**Work instructions**
Each entry needs to be restated exactly as written.

-- Begin Available data --

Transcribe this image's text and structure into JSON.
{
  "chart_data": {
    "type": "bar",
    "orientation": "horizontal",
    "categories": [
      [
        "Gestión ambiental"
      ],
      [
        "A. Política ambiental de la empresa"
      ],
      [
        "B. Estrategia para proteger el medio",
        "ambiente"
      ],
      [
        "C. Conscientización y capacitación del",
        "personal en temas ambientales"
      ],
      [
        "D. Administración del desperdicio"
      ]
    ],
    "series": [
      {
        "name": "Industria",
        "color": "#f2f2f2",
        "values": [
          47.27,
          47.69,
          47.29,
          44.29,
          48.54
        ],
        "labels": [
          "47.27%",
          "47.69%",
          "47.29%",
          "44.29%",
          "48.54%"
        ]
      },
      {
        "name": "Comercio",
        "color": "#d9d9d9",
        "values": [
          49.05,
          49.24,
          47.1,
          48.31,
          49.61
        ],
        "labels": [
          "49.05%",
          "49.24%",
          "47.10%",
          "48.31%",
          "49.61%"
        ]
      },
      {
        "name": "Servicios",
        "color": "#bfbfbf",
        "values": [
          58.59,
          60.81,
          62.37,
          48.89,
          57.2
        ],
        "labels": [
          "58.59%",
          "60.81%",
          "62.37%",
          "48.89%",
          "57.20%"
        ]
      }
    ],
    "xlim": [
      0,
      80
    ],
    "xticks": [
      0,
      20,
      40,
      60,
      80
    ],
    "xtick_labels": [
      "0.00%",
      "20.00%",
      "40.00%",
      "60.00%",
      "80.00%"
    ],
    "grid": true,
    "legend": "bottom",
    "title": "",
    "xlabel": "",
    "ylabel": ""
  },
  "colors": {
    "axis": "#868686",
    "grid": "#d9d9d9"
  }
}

-- End Available data --

**Task output**
Transcribe this image's text and structure into JSON.
{
  "chart_data": {
    "type": "bar",
    "orientation": "horizontal",
    "categories": [
      [
        "Gestión ambiental"
      ],
      [
        "A. Política ambiental de la empresa"
      ],
      [
        "B. Estrategia para proteger el medio",
        "ambiente"
      ],
      [
        "C. Conscientización y capacitación del",
        "personal en temas ambientales"
      ],
      [
        "D. Administración del desperdicio"
      ]
    ],
    "series": [
      {
        "name": "Industria",
        "color": "#f2f2f2",
        "values": [
          47.27,
          47.69,
          47.29,
          44.29,
          48.54
        ],
        "labels": [
          "47.27%",
          "47.69%",
          "47.29%",
          "44.29%",
          "48.54%"
        ]
      },
      {
        "name": "Comercio",
        "color": "#d9d9d9",
        "values": [
          49.05,
          49.24,
          47.1,
          48.31,
          49.61
        ],
        "labels": [
          "49.05%",
          "49.24%",
          "47.10%",
          "48.31%",
          "49.61%"
        ]
      },
      {
        "name": "Servicios",
        "color": "#bfbfbf",
        "values": [
          58.59,
          60.81,
          62.37,
          48.89,
          57.2
        ],
        "labels": [
          "58.59%",
          "60.81%",
          "62.37%",
          "48.89%",
          "57.20%"
        ]
      }
    ],
    "xlim": [
      0,
      80
    ],
    "xticks": [
      0,
      20,
      40,
      60,
      80
    ],
    "xtick_labels": [
      "0.00%",
      "20.00%",
      "40.00%",
      "60.00%",
      "80.00%"
    ],
    "grid": true,
    "legend": "bottom",
    "title": "",
    "xlabel": "",
    "ylabel": ""
  },
  "colors": {
    "axis": "#868686",
    "grid": "#d9d9d9"
  }
}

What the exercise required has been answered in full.